MATERIAL SHOWN »
......
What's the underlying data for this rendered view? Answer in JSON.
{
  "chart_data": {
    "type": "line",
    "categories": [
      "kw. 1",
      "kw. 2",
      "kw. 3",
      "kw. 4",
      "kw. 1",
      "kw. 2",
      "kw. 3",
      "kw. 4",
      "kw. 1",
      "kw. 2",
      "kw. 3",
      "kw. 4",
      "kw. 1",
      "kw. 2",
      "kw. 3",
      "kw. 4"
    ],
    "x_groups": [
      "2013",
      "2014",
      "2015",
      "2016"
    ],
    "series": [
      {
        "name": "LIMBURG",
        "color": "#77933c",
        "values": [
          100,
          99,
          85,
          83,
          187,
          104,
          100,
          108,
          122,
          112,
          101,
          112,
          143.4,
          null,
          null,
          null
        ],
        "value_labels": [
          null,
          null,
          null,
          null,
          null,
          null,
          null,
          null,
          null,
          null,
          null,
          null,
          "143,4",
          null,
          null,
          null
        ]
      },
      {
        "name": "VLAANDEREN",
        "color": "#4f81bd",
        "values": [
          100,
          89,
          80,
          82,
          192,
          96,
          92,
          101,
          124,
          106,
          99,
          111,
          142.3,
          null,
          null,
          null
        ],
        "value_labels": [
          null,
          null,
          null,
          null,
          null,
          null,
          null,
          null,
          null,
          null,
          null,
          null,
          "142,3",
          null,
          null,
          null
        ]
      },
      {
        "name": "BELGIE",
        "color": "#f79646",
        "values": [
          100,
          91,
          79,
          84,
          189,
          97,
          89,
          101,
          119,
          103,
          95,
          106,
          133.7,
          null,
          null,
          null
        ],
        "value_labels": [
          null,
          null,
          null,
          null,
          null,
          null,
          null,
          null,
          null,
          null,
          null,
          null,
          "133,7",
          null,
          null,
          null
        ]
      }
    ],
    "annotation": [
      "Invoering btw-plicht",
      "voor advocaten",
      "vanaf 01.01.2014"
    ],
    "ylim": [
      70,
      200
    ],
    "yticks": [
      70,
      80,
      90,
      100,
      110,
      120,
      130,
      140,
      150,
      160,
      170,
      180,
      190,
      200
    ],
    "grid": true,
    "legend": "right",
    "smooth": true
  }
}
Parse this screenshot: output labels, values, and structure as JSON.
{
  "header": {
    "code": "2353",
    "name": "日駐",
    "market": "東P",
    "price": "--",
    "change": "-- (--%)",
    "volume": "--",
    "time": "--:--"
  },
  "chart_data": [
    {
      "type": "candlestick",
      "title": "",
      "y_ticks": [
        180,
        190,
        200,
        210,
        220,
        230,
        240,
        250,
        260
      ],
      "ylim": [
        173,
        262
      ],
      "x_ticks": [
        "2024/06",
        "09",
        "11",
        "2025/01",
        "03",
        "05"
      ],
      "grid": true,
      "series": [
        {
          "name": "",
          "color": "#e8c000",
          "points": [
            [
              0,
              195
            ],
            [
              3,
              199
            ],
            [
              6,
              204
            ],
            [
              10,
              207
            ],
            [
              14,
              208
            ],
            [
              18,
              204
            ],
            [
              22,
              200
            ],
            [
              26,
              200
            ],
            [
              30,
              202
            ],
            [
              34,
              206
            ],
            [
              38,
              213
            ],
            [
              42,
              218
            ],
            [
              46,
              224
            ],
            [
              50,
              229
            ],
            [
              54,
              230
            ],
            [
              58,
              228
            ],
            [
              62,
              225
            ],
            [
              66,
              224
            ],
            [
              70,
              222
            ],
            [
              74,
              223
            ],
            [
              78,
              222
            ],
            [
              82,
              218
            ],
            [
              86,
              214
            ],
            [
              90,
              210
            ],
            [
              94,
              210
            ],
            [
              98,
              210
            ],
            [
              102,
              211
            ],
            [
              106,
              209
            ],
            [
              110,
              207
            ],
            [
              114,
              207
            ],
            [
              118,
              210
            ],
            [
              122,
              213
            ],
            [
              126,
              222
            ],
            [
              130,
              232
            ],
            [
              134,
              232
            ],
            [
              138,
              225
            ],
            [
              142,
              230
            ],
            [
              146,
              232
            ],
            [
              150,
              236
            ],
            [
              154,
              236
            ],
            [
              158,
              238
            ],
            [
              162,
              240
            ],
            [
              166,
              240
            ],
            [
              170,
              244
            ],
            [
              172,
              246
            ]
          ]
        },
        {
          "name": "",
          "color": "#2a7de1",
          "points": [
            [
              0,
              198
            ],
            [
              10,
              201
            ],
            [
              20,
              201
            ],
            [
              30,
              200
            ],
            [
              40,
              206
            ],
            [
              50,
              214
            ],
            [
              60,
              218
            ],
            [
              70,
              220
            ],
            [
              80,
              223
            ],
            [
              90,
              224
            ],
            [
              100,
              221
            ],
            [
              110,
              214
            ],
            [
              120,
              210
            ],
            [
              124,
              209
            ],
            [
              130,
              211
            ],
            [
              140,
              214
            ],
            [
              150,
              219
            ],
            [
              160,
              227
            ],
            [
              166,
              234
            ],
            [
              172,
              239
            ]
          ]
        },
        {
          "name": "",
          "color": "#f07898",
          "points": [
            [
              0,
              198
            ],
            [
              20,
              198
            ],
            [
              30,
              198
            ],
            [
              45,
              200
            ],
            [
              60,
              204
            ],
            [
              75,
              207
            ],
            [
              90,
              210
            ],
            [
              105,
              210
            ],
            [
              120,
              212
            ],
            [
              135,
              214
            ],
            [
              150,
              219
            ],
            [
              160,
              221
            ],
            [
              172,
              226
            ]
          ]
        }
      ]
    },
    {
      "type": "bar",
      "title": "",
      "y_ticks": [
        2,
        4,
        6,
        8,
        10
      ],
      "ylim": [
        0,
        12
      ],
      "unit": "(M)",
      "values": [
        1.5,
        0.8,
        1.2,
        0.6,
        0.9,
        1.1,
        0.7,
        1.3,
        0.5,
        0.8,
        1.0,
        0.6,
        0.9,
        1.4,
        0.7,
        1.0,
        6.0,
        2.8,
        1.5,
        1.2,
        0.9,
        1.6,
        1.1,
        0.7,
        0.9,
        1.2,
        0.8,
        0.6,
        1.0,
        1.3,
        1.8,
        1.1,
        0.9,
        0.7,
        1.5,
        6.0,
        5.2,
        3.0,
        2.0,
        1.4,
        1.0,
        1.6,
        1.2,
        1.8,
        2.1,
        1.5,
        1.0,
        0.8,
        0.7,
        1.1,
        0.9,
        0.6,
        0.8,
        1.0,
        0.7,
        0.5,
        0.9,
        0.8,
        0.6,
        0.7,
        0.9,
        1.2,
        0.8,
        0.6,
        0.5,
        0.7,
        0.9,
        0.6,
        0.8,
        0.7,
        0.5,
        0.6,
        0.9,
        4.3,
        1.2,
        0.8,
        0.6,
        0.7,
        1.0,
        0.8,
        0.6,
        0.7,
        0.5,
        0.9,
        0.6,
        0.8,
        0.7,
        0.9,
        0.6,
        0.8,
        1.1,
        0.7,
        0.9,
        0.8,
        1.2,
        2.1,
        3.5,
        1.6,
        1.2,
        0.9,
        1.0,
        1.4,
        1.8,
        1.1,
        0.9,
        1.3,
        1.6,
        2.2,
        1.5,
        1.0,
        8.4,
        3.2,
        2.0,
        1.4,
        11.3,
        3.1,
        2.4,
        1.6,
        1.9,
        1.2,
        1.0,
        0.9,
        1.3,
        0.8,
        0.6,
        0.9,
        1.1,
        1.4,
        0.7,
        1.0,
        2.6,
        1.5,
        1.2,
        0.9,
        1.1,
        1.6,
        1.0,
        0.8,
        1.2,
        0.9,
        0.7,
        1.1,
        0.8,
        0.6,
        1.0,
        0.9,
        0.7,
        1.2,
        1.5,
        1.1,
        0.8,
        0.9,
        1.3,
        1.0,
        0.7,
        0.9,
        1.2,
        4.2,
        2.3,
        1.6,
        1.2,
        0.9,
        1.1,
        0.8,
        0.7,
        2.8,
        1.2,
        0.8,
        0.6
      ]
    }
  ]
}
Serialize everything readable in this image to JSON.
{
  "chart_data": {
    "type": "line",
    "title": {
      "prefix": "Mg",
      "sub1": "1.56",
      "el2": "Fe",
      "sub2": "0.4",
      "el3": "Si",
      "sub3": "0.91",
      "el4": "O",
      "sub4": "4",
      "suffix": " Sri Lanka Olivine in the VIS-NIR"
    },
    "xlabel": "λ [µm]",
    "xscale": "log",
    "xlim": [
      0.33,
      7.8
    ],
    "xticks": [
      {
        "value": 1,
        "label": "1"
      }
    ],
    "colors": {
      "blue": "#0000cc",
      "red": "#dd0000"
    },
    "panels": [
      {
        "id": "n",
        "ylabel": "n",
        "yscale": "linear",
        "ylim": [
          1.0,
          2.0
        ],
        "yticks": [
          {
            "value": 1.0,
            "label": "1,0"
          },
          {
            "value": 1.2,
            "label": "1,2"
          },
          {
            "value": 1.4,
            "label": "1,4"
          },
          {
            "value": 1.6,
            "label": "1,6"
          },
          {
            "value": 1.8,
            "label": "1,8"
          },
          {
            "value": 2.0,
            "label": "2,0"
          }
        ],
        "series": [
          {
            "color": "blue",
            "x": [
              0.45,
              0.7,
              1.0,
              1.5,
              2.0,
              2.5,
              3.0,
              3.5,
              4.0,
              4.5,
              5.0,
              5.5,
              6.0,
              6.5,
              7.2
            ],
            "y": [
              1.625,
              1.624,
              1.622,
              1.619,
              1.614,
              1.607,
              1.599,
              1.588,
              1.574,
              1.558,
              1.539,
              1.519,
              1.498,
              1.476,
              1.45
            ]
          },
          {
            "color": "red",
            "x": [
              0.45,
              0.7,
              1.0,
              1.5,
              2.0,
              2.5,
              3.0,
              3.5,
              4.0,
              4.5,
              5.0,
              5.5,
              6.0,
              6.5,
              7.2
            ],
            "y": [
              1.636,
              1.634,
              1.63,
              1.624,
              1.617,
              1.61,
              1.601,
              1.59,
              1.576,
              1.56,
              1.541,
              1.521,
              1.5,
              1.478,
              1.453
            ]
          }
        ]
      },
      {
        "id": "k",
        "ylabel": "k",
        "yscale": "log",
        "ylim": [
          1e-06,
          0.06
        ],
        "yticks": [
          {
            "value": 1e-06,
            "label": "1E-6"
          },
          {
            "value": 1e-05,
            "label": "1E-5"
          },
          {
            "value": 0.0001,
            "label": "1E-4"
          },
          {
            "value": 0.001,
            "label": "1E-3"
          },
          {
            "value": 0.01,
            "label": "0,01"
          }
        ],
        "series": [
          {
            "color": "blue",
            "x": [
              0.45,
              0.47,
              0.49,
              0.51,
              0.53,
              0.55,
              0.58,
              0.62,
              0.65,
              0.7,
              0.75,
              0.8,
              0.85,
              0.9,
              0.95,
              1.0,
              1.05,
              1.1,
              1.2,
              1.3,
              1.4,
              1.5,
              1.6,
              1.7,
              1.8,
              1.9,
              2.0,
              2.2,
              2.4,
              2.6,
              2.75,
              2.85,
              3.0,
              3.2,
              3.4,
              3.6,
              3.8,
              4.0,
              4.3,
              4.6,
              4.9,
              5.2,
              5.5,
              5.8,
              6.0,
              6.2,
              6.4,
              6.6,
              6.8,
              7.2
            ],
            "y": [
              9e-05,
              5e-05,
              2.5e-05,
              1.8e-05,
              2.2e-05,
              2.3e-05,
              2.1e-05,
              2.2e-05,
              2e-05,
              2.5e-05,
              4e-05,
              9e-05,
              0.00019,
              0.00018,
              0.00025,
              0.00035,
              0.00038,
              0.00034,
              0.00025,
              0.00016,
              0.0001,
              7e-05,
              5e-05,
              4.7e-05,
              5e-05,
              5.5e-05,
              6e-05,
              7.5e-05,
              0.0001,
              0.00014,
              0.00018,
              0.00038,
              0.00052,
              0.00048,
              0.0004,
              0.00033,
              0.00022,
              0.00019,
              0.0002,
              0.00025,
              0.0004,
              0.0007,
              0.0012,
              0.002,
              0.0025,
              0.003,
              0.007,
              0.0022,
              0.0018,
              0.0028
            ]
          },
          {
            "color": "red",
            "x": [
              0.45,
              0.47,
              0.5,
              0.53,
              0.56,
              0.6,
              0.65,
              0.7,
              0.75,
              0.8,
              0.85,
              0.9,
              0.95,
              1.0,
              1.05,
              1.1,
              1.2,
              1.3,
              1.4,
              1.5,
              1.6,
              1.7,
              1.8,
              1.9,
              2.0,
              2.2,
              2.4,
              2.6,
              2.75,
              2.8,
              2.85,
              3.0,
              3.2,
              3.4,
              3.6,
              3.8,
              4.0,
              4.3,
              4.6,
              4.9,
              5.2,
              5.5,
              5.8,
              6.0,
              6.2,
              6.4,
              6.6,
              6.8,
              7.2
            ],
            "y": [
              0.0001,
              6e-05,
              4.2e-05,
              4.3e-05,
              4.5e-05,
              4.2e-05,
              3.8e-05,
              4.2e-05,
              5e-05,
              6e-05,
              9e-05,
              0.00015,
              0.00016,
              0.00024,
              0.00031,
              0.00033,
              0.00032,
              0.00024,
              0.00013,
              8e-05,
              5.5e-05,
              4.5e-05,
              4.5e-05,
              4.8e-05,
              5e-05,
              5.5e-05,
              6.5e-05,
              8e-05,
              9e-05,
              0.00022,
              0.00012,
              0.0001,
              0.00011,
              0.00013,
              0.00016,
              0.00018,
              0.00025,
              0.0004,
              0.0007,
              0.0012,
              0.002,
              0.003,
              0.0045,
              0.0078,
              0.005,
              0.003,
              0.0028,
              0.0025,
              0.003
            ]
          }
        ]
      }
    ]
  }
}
......
EXERCISE DIRECTIONS »
Copy each line above where the string "name" occurs.

RESPONSE FOR THIS EXERCISE »
        "name": "LIMBURG",
        "name": "VLAANDEREN",
        "name": "BELGIE",
    "name": "日駐",
          "name": "",
          "name": "",
          "name": "",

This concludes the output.